Record extracts:
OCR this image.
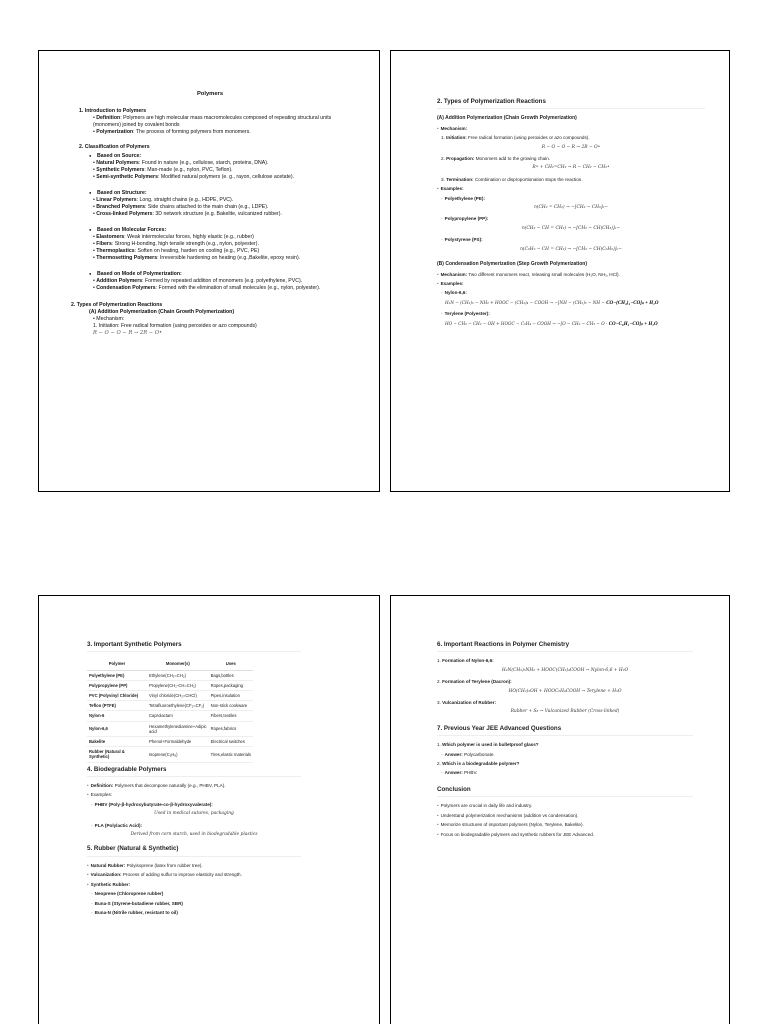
Polymers
1. Introduction to Polymers
• Definition: Polymers are high molecular mass macromolecules composed of repeating structural units (monomers) joined by covalent bonds
• Polymerization: The process of forming polymers from monomers.
2. Classification of Polymers
● Based on Source:
• Natural Polymers: Found in nature (e.g., cellulose, starch, proteins, DNA).
• Synthetic Polymers: Man-made (e.g., nylon, PVC, Teflon).
• Semi-synthetic Polymers: Modified natural polymers (e. g., rayon, cellulose acetate).
● Based on Structure:
• Linear Polymers: Long, straight chains (e.g., HDPE, PVC).
• Branched Polymers: Side chains attached to the main chain (e.g., LDPE).
• Cross-linked Polymers: 3D network structure (e.g. Bakelite, vulcanized rubber).
● Based on Molecular Forces:
• Elastomers: Weak intermolecular forces, highly elastic (e.g., rubber)
• Fibers: Strong H-bonding, high tensile strength (e.g., nylon, polyester).
• Thermoplastics: Soften on heating, harden on cooling (e.g., PVC, PE)
• Thermosetting Polymers: Irreversible hardening on heating (e.g.,Bakelite, epoxy resin).
● Based on Mode of Polymerization:
• Addition Polymers: Formed by repeated addition of monomers (e.g. polyethylene, PVC).
• Condensation Polymers: Formed with the elimination of small molecules (e.g., nylon, polyester).
2. Types of Polymerization Reactions
(A) Addition Polymerization (Chain Growth Polymerization)
• Mechanism:
1. Initiation: Free radical formation (using peroxides or azo compounds)
R − O − O − R → 2R − O•
2. Types of Polymerization Reactions
(A) Addition Polymerization (Chain Growth Polymerization)
• Mechanism:
1. Initiation: Free radical formation (using peroxides or azo compounds).
R − O − O − R → 2R − O•
2. Propagation: Monomers add to the growing chain.
R• + CH₂=CH₂ → R − CH₂ − CH₂•
3. Termination: Combination or disproportionation stops the reaction.
• Examples:
◦ Polyethylene (PE):
n(CH₂ = CH₂) → −[CH₂ − CH₂]ₙ−
◦ Polypropylene (PP):
n(CH₂ − CH = CH₂) → −[CH₂ − CH(CH₃)]ₙ−
◦ Polystyrene (PS):
n(C₆H₅ − CH = CH₂) → −[CH₂ − CH(C₆H₅)]ₙ−
(B) Condensation Polymerization (Step Growth Polymerization)
• Mechanism: Two different monomers react, releasing small molecules (H₂O, NH₃, HCl).
• Examples:
◦ Nylon-6,6:
H₂N − (CH₂)₆ − NH₂ + HOOC − (CH₂)₄ − COOH → −[NH − (CH₂)₆ − NH − CO−(CH₂)₄−CO]ₙ + H₂O
◦ Terylene (Polyester):
HO − CH₂ − CH₂ − OH + HOOC − C₆H₄ − COOH → −[O − CH₂ − CH₂ − O · CO−C₆H₄−CO]ₙ + H₂O
3. Important Synthetic Polymers
Polymer	Monomer(s)	Uses
Polyethylene (PE)	Ethylene(CH₂=CH₂)	Bags,bottles
Polypropylene (PP)	Propylene(CH₂-CH=CH₂)	Ropes,packaging
PVC (Polyvinyl Chloride)	Vinyl chloride(CH₂=CHCl)	Pipes,insulation
Teflon (PTFE)	Tetrafluoroethylene(CF₂=CF₂)	Non-stick cookware
Nylon-6	Caprolactam	Fibers,textiles
Nylon-6,6	Hexamethylenediamine+Adipic acid	Ropes,fabrics
Bakelite	Phenol+Formaldehyde	Electrical switches
Rubber (Natural & Synthetic)	Isoprene(C₅H₈)	Tires,elastic materials
4. Biodegradable Polymers
• Definition: Polymers that decompose naturally (e.g., PHBV, PLA).
• Examples:
◦ PHBV (Poly-β-hydroxybutyrate-co-β-hydroxyvalerate):
Used in medical sutures, packaging
◦ PLA (Polylactic Acid):
Derived from corn starch, used in biodegradable plastics
5. Rubber (Natural & Synthetic)
• Natural Rubber: Polyisoprene (latex from rubber tree).
• Vulcanization: Process of adding sulfur to improve elasticity and strength.
• Synthetic Rubber:
◦ Neoprene (Chloroprene rubber)
◦ Buna-S (Styrene-butadiene rubber, SBR)
◦ Buna-N (Nitrile rubber, resistant to oil)
6. Important Reactions in Polymer Chemistry
1. Formation of Nylon-6,6:
H₂N(CH₂)₆NH₂ + HOOC(CH₂)₄COOH → Nylon-6,6 + H₂O
2. Formation of Terylene (Dacron):
HO(CH₂)₂OH + HOOC₆H₄COOH → Terylene + H₂O
3. Vulcanization of Rubber:
Rubber + S₈ → Vulcanized Rubber (Cross-linked)
7. Previous Year JEE Advanced Questions
1. Which polymer is used in bulletproof glass?
◦ Answer: Polycarbonate.
2. Which is a biodegradable polymer?
◦ Answer: PHBV.
Conclusion
• Polymers are crucial in daily life and industry.
• Understand polymerization mechanisms (addition vs condensation).
• Memorize structures of important polymers (Nylon, Terylene, Bakelite).
• Focus on biodegradable polymers and synthetic rubbers for JEE Advanced.
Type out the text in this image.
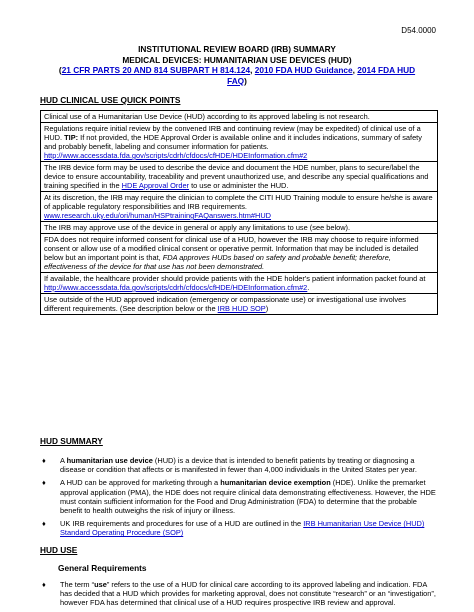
D54.0000
INSTITUTIONAL REVIEW BOARD (IRB) SUMMARY
MEDICAL DEVICES: HUMANITARIAN USE DEVICES (HUD)
(21 CFR PARTS 20 AND 814 SUBPART H 814.124, 2010 FDA HUD Guidance, 2014 FDA HUD
FAQ)
HUD CLINICAL USE QUICK POINTS
Clinical use of a Humanitarian Use Device (HUD) according to its approved labeling is not research.
Regulations require initial review by the convened IRB and continuing review (may be expedited) of clinical use of a HUD. TIP: If not provided, the HDE Approval Order is available online and it includes indications, summary of safety and probably benefit, labeling and consumer information for patients.
http://www.accessdata.fda.gov/scripts/cdrh/cfdocs/cfHDE/HDEInformation.cfm#2
The IRB device form may be used to describe the device and document the HDE number, plans to secure/label the device to ensure accountability, traceability and prevent unauthorized use, and describe any special qualifications and training specified in the HDE Approval Order to use or administer the HUD.
At its discretion, the IRB may require the clinician to complete the CITI HUD Training module to ensure he/she is aware of applicable regulatory responsibilities and IRB requirements.
www.research.uky.edu/ori/human/HSPtrainingFAQanswers.htm#HUD
The IRB may approve use of the device in general or apply any limitations to use (see below).
FDA does not require informed consent for clinical use of a HUD, however the IRB may choose to require informed consent or allow use of a modified clinical consent or operative permit. Information that may be included is detailed below but an important point is that, FDA approves HUDs based on safety and probable benefit; therefore, effectiveness of the device for that use has not been demonstrated.
If available, the healthcare provider should provide patients with the HDE holder's patient information packet found at http://www.accessdata.fda.gov/scripts/cdrh/cfdocs/cfHDE/HDEInformation.cfm#2.
Use outside of the HUD approved indication (emergency or compassionate use) or investigational use involves different requirements. (See description below or the IRB HUD SOP)
HUD SUMMARY
♦	A humanitarian use device (HUD) is a device that is intended to benefit patients by treating or diagnosing a disease or condition that affects or is manifested in fewer than 4,000 individuals in the United States per year.
♦	A HUD can be approved for marketing through a humanitarian device exemption (HDE). Unlike the premarket approval application (PMA), the HDE does not require clinical data demonstrating effectiveness. However, the HDE must contain sufficient information for the Food and Drug Administration (FDA) to determine that the probable benefit to health outweighs the risk of injury or illness.
♦	UK IRB requirements and procedures for use of a HUD are outlined in the IRB Humanitarian Use Device (HUD) Standard Operating Procedure (SOP)
HUD USE
General Requirements
♦	The term “use” refers to the use of a HUD for clinical care according to its approved labeling and indication. FDA has decided that a HUD which provides for marketing approval, does not constitute “research” or an “investigation”, however FDA has determined that clinical use of a HUD requires prospective IRB review and approval.
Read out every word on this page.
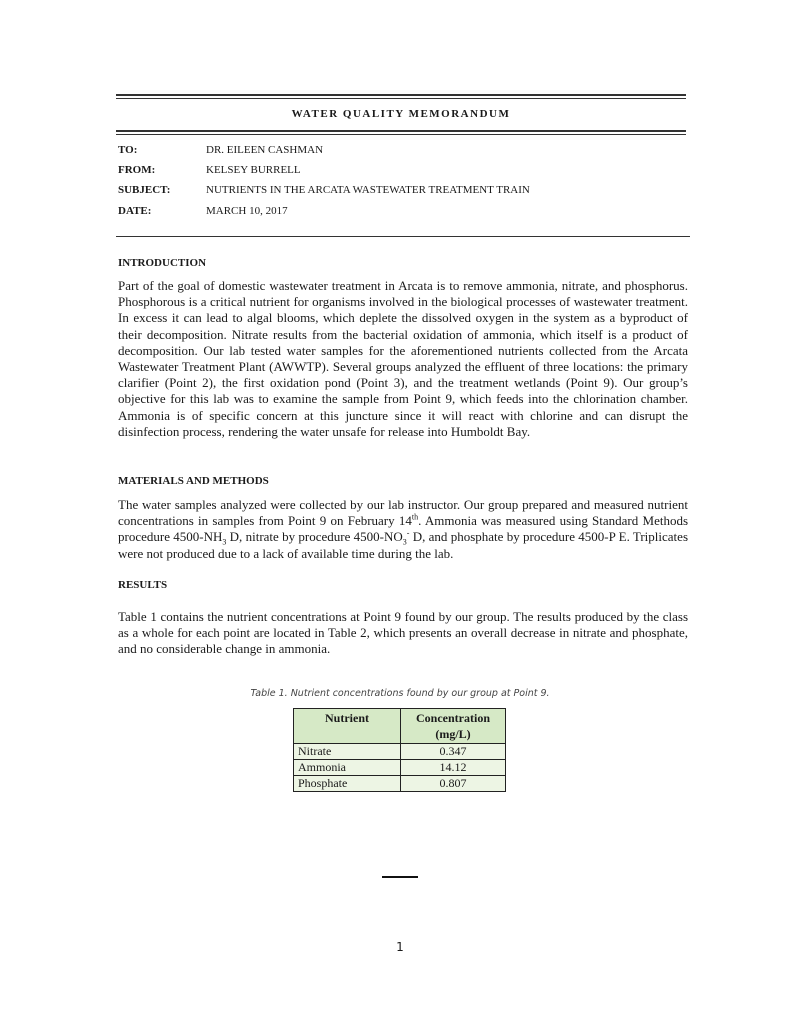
WATER QUALITY MEMORANDUM
TO:	DR. EILEEN CASHMAN
FROM:	KELSEY BURRELL
SUBJECT:	NUTRIENTS IN THE ARCATA WASTEWATER TREATMENT TRAIN
DATE:	MARCH 10, 2017
INTRODUCTION

Part of the goal of domestic wastewater treatment in Arcata is to remove ammonia, nitrate, and phosphorus. Phosphorous is a critical nutrient for organisms involved in the biological processes of wastewater treatment. In excess it can lead to algal blooms, which deplete the dissolved oxygen in the system as a byproduct of their decomposition. Nitrate results from the bacterial oxidation of ammonia, which itself is a product of decomposition. Our lab tested water samples for the aforementioned nutrients collected from the Arcata Wastewater Treatment Plant (AWWTP). Several groups analyzed the effluent of three locations: the primary clarifier (Point 2), the first oxidation pond (Point 3), and the treatment wetlands (Point 9). Our group’s objective for this lab was to examine the sample from Point 9, which feeds into the chlorination chamber. Ammonia is of specific concern at this juncture since it will react with chlorine and can disrupt the disinfection process, rendering the water unsafe for release into Humboldt Bay.

MATERIALS AND METHODS

The water samples analyzed were collected by our lab instructor. Our group prepared and measured nutrient concentrations in samples from Point 9 on February 14th. Ammonia was measured using Standard Methods procedure $4500-NH_3$ D, nitrate by procedure $4500-NO_3^-$ D, and phosphate by procedure 4500-P E. Triplicates were not produced due to a lack of available time during the lab.

RESULTS

Table 1 contains the nutrient concentrations at Point 9 found by our group. The results produced by the class as a whole for each point are located in Table 2, which presents an overall decrease in nitrate and phosphate, and no considerable change in ammonia.

Table 1. Nutrient concentrations found by our group at Point 9.
Nutrient	Concentration (mg/L)
Nitrate	0.347
Ammonia	14.12
Phosphate	0.807
1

Exercise instructions: Copy out whichever lines of the listing contain the word "patients".

Answer for the task:
Regulations require initial review by the convened IRB and continuing review (may be expedited) of clinical use of a HUD. TIP: If not provided, the HDE Approval Order is available online and it includes indications, summary of safety and probably benefit, labeling and consumer information for patients.
If available, the healthcare provider should provide patients with the HDE holder's patient information packet found at http://www.accessdata.fda.gov/scripts/cdrh/cfdocs/cfHDE/HDEInformation.cfm#2.
♦	A humanitarian use device (HUD) is a device that is intended to benefit patients by treating or diagnosing a disease or condition that affects or is manifested in fewer than 4,000 individuals in the United States per year.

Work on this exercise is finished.